(Information supplied)
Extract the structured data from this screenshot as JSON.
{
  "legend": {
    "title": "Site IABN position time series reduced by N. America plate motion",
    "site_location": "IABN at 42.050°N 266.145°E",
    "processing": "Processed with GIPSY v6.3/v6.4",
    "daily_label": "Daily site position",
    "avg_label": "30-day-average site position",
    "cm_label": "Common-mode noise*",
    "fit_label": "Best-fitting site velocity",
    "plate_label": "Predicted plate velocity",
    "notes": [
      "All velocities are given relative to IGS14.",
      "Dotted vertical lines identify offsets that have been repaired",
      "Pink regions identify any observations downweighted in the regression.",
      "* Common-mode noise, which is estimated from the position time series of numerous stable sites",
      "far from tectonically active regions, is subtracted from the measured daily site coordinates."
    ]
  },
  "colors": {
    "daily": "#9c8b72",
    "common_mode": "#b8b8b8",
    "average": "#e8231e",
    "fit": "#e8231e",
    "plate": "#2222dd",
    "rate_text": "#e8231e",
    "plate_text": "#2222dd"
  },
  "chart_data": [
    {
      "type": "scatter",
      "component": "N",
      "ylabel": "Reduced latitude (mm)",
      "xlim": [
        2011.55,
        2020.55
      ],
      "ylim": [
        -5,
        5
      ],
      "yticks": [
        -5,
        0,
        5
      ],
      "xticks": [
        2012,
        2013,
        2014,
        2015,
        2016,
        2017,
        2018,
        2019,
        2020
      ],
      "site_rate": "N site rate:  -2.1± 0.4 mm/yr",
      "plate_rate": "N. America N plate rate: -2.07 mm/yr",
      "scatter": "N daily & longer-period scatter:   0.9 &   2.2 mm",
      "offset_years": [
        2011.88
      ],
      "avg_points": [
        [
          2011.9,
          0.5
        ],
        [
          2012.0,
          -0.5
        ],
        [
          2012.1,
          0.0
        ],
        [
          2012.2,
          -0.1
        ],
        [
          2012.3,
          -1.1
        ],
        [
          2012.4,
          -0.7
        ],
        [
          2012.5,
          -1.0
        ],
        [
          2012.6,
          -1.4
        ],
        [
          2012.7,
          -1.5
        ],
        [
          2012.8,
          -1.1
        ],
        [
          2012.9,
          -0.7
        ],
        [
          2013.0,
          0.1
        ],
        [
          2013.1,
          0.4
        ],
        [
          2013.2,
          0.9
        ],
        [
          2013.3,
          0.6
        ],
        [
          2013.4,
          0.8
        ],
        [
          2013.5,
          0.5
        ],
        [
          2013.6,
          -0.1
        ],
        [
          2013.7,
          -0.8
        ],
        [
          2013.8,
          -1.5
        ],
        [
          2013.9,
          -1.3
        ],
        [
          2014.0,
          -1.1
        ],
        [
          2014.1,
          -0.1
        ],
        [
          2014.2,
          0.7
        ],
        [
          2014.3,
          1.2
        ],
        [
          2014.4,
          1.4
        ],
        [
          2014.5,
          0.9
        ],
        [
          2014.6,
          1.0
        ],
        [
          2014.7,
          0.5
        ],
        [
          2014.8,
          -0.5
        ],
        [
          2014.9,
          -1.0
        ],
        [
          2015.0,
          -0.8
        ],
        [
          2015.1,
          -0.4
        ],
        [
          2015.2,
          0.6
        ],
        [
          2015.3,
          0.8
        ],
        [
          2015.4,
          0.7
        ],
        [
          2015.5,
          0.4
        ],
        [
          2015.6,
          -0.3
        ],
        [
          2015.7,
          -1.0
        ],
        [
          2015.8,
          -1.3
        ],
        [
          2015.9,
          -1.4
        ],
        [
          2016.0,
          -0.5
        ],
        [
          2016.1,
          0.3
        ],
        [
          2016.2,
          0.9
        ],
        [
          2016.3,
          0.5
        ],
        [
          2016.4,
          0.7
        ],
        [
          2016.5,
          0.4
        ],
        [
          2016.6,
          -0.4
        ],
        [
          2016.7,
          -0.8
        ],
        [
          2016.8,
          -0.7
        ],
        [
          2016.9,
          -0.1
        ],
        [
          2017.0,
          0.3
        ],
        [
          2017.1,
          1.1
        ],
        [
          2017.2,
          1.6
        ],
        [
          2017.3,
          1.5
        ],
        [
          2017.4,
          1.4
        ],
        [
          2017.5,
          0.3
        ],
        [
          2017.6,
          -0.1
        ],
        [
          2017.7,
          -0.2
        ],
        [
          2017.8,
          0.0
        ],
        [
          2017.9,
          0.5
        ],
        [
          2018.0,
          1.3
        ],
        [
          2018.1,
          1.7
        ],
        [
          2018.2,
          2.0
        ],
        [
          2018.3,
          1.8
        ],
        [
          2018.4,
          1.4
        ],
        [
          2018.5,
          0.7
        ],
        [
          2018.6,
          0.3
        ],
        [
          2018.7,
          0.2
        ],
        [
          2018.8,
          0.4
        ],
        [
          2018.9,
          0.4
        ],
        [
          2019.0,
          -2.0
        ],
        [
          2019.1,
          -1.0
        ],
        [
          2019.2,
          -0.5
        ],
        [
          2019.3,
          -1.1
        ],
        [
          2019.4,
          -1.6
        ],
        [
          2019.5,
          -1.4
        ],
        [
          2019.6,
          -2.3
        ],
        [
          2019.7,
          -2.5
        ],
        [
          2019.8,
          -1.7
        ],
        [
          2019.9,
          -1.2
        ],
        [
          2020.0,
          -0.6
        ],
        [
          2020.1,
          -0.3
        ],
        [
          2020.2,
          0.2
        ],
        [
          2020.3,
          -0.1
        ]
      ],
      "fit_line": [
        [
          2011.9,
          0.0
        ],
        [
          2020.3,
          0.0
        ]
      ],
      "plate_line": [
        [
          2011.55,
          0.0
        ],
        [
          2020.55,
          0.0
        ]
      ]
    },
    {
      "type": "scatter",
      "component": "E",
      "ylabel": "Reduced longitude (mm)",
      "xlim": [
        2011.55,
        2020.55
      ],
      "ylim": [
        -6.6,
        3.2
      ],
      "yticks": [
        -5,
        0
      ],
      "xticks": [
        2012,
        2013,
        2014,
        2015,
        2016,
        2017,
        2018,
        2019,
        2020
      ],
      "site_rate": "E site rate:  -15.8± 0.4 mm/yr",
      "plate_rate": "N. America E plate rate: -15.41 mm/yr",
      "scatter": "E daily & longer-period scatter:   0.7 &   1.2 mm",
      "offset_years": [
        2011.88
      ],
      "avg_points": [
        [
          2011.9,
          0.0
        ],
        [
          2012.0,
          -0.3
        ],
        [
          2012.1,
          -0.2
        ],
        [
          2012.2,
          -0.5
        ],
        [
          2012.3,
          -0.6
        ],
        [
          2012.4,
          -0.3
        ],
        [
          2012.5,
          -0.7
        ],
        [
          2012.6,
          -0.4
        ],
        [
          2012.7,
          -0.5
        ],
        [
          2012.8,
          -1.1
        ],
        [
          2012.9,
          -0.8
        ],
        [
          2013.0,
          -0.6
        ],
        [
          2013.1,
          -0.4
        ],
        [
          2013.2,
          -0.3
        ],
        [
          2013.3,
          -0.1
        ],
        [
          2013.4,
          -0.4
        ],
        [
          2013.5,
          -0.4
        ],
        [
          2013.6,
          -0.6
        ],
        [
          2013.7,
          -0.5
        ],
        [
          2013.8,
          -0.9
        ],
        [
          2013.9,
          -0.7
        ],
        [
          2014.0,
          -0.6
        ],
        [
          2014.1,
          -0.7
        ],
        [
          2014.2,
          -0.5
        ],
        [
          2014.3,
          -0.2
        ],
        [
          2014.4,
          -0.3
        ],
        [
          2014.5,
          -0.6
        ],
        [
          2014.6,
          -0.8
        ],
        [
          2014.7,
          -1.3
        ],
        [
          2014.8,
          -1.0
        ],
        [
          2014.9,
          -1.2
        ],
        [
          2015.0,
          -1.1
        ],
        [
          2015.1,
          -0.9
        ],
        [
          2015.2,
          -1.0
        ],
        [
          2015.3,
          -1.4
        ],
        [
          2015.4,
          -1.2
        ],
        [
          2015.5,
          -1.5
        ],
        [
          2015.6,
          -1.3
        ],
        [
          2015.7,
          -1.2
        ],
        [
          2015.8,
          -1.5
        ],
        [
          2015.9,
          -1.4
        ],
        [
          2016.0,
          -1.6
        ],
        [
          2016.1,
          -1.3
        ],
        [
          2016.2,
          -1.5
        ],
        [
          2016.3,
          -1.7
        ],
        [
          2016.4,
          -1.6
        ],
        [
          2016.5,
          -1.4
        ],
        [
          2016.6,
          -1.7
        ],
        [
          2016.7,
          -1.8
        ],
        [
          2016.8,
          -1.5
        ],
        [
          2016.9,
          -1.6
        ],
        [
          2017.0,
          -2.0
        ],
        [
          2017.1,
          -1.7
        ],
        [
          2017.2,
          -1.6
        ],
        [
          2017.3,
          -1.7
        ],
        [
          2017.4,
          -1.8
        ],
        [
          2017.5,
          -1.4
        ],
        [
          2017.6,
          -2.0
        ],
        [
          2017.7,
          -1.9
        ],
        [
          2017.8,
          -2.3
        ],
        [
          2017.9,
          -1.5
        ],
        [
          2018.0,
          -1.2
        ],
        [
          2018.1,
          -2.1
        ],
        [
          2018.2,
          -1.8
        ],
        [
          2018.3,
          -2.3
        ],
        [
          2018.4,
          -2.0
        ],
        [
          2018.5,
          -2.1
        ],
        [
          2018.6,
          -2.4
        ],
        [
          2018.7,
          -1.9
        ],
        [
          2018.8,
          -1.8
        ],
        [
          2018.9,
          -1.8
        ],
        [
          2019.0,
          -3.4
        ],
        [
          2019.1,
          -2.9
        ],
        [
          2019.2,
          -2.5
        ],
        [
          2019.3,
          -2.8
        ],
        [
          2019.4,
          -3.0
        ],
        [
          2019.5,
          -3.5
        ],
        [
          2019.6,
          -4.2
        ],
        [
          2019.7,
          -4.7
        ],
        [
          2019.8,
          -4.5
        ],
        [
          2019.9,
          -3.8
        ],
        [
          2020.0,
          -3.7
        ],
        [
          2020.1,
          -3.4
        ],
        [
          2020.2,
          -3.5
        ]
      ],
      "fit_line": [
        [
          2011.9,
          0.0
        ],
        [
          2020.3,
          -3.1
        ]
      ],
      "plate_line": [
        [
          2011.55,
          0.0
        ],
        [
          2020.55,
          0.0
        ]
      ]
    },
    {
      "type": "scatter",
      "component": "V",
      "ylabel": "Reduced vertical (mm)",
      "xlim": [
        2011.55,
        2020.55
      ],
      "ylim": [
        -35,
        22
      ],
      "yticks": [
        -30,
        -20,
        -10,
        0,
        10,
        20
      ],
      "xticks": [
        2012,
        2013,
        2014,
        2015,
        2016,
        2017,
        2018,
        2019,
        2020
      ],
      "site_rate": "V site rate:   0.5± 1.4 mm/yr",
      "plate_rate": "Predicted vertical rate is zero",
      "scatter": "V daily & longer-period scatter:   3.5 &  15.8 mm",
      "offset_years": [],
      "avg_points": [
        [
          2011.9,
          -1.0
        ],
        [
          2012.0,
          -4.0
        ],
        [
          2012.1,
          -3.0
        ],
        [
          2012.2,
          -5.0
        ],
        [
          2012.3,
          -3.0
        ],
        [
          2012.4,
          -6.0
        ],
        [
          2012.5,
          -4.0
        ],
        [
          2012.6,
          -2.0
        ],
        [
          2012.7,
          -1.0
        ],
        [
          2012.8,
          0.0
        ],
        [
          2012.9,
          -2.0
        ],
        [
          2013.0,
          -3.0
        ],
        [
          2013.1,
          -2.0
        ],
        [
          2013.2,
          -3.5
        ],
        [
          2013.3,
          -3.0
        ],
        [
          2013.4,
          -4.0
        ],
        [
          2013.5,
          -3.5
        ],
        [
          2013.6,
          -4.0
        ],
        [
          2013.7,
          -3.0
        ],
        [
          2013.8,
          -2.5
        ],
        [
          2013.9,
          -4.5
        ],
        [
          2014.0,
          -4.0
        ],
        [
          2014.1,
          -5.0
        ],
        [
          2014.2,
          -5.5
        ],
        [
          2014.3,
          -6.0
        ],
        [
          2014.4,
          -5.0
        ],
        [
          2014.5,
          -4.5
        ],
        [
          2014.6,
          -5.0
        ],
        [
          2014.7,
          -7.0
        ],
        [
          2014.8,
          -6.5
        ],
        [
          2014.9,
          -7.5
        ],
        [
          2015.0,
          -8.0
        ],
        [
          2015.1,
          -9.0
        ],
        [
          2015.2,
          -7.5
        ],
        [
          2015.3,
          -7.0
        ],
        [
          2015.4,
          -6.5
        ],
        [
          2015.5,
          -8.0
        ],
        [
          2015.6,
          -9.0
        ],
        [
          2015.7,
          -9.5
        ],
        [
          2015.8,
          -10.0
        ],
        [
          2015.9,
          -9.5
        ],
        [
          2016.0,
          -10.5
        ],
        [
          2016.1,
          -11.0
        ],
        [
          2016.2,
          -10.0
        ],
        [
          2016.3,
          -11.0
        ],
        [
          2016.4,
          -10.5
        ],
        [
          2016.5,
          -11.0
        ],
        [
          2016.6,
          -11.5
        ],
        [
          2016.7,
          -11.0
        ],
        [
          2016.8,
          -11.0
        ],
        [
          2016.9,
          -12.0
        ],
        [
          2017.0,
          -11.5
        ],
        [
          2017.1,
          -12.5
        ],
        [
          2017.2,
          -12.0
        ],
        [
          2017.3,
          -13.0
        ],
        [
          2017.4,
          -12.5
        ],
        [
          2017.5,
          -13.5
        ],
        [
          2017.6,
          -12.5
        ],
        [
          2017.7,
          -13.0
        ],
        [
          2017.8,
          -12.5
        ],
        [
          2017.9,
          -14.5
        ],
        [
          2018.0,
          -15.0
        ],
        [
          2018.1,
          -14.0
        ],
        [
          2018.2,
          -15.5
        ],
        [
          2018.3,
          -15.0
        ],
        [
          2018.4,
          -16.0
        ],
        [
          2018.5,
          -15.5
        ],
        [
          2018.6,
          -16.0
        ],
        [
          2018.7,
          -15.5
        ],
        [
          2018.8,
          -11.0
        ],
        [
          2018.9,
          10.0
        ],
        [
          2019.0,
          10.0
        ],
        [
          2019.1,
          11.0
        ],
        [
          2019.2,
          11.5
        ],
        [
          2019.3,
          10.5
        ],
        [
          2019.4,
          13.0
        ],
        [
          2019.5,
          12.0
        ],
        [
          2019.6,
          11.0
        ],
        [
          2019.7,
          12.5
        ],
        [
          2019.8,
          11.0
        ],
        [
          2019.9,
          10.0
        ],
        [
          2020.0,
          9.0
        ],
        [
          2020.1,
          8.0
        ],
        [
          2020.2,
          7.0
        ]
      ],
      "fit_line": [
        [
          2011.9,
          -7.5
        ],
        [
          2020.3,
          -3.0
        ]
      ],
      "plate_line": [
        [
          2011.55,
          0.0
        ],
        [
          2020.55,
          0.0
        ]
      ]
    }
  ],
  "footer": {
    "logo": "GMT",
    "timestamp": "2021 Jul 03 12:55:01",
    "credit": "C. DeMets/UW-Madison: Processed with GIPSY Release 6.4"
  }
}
--
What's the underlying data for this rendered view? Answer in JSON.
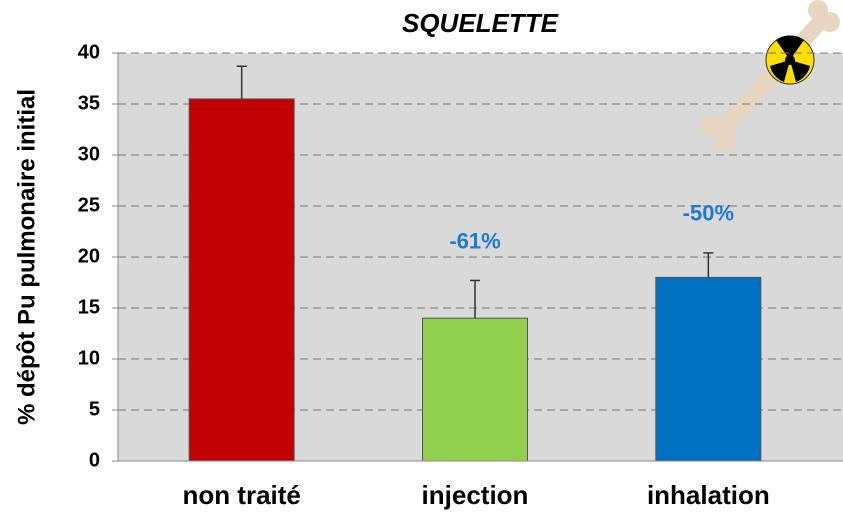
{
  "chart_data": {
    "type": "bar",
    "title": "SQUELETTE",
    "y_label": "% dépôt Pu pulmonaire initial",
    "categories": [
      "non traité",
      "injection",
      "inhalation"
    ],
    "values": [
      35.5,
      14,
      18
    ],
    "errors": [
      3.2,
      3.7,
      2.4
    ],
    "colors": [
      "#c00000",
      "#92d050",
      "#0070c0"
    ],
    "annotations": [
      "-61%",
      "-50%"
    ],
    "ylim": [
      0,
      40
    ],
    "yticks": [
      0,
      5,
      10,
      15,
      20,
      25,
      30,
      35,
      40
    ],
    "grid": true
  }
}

(What is needed) Check every line of the data, and copy the ones that contain "this".

(Written solution)
Extract the structured data from this screenshot as JSON.
What's the underlying data for this rendered view? Answer in JSON.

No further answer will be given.